>> start STORED RECORDS

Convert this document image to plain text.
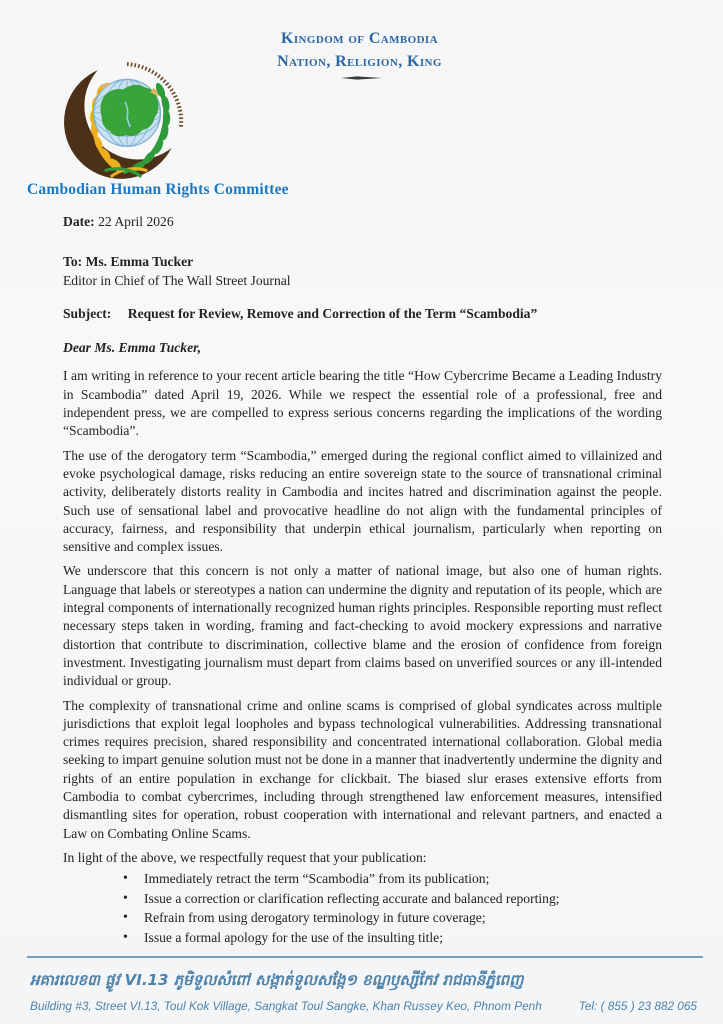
Kingdom of Cambodia
Nation, Religion, King
Cambodian Human Rights Committee
Date: 22 April 2026
To: Ms. Emma Tucker
Editor in Chief of The Wall Street Journal
Subject: Request for Review, Remove and Correction of the Term “Scambodia”
Dear Ms. Emma Tucker,

I am writing in reference to your recent article bearing the title “How Cybercrime Became a Leading Industry in Scambodia” dated April 19, 2026. While we respect the essential role of a professional, free and independent press, we are compelled to express serious concerns regarding the implications of the wording “Scambodia”.

The use of the derogatory term “Scambodia,” emerged during the regional conflict aimed to villainized and evoke psychological damage, risks reducing an entire sovereign state to the source of transnational criminal activity, deliberately distorts reality in Cambodia and incites hatred and discrimination against the people. Such use of sensational label and provocative headline do not align with the fundamental principles of accuracy, fairness, and responsibility that underpin ethical journalism, particularly when reporting on sensitive and complex issues.

We underscore that this concern is not only a matter of national image, but also one of human rights. Language that labels or stereotypes a nation can undermine the dignity and reputation of its people, which are integral components of internationally recognized human rights principles. Responsible reporting must reflect necessary steps taken in wording, framing and fact-checking to avoid mockery expressions and narrative distortion that contribute to discrimination, collective blame and the erosion of confidence from foreign investment. Investigating journalism must depart from claims based on unverified sources or any ill-intended individual or group.

The complexity of transnational crime and online scams is comprised of global syndicates across multiple jurisdictions that exploit legal loopholes and bypass technological vulnerabilities. Addressing transnational crimes requires precision, shared responsibility and concentrated international collaboration. Global media seeking to impart genuine solution must not be done in a manner that inadvertently undermine the dignity and rights of an entire population in exchange for clickbait. The biased slur erases extensive efforts from Cambodia to combat cybercrimes, including through strengthened law enforcement measures, intensified dismantling sites for operation, robust cooperation with international and relevant partners, and enacted a Law on Combating Online Scams.

In light of the above, we respectfully request that your publication:
• Immediately retract the term “Scambodia” from its publication;
• Issue a correction or clarification reflecting accurate and balanced reporting;
• Refrain from using derogatory terminology in future coverage;
• Issue a formal apology for the use of the insulting title;
អគារលេខ៣ ផ្លូវ VI.13 ភូមិទួលសំពៅ សង្កាត់ទួលសង្កែ១ ខណ្ឌឫស្សីកែវ រាជធានីភ្នំពេញ
Building #3, Street VI.13, Toul Kok Village, Sangkat Toul Sangke, Khan Russey Keo, Phnom Penh	Tel: ( 855 ) 23 882 065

>> end STORED RECORDS

Restate each line of the records exactly; pictures do not belong in the copy.

Convert this document image to plain text.
Kingdom of Cambodia
Nation, Religion, King
Cambodian Human Rights Committee
Date: 22 April 2026
To: Ms. Emma Tucker
Editor in Chief of The Wall Street Journal
Subject: Request for Review, Remove and Correction of the Term “Scambodia”
Dear Ms. Emma Tucker,

I am writing in reference to your recent article bearing the title “How Cybercrime Became a Leading Industry in Scambodia” dated April 19, 2026. While we respect the essential role of a professional, free and independent press, we are compelled to express serious concerns regarding the implications of the wording “Scambodia”.

The use of the derogatory term “Scambodia,” emerged during the regional conflict aimed to villainized and evoke psychological damage, risks reducing an entire sovereign state to the source of transnational criminal activity, deliberately distorts reality in Cambodia and incites hatred and discrimination against the people. Such use of sensational label and provocative headline do not align with the fundamental principles of accuracy, fairness, and responsibility that underpin ethical journalism, particularly when reporting on sensitive and complex issues.

We underscore that this concern is not only a matter of national image, but also one of human rights. Language that labels or stereotypes a nation can undermine the dignity and reputation of its people, which are integral components of internationally recognized human rights principles. Responsible reporting must reflect necessary steps taken in wording, framing and fact-checking to avoid mockery expressions and narrative distortion that contribute to discrimination, collective blame and the erosion of confidence from foreign investment. Investigating journalism must depart from claims based on unverified sources or any ill-intended individual or group.

The complexity of transnational crime and online scams is comprised of global syndicates across multiple jurisdictions that exploit legal loopholes and bypass technological vulnerabilities. Addressing transnational crimes requires precision, shared responsibility and concentrated international collaboration. Global media seeking to impart genuine solution must not be done in a manner that inadvertently undermine the dignity and rights of an entire population in exchange for clickbait. The biased slur erases extensive efforts from Cambodia to combat cybercrimes, including through strengthened law enforcement measures, intensified dismantling sites for operation, robust cooperation with international and relevant partners, and enacted a Law on Combating Online Scams.

In light of the above, we respectfully request that your publication:
• Immediately retract the term “Scambodia” from its publication;
• Issue a correction or clarification reflecting accurate and balanced reporting;
• Refrain from using derogatory terminology in future coverage;
• Issue a formal apology for the use of the insulting title;
អគារលេខ៣ ផ្លូវ VI.13 ភូមិទួលសំពៅ សង្កាត់ទួលសង្កែ១ ខណ្ឌឫស្សីកែវ រាជធានីភ្នំពេញ
Building #3, Street VI.13, Toul Kok Village, Sangkat Toul Sangke, Khan Russey Keo, Phnom Penh	Tel: ( 855 ) 23 882 065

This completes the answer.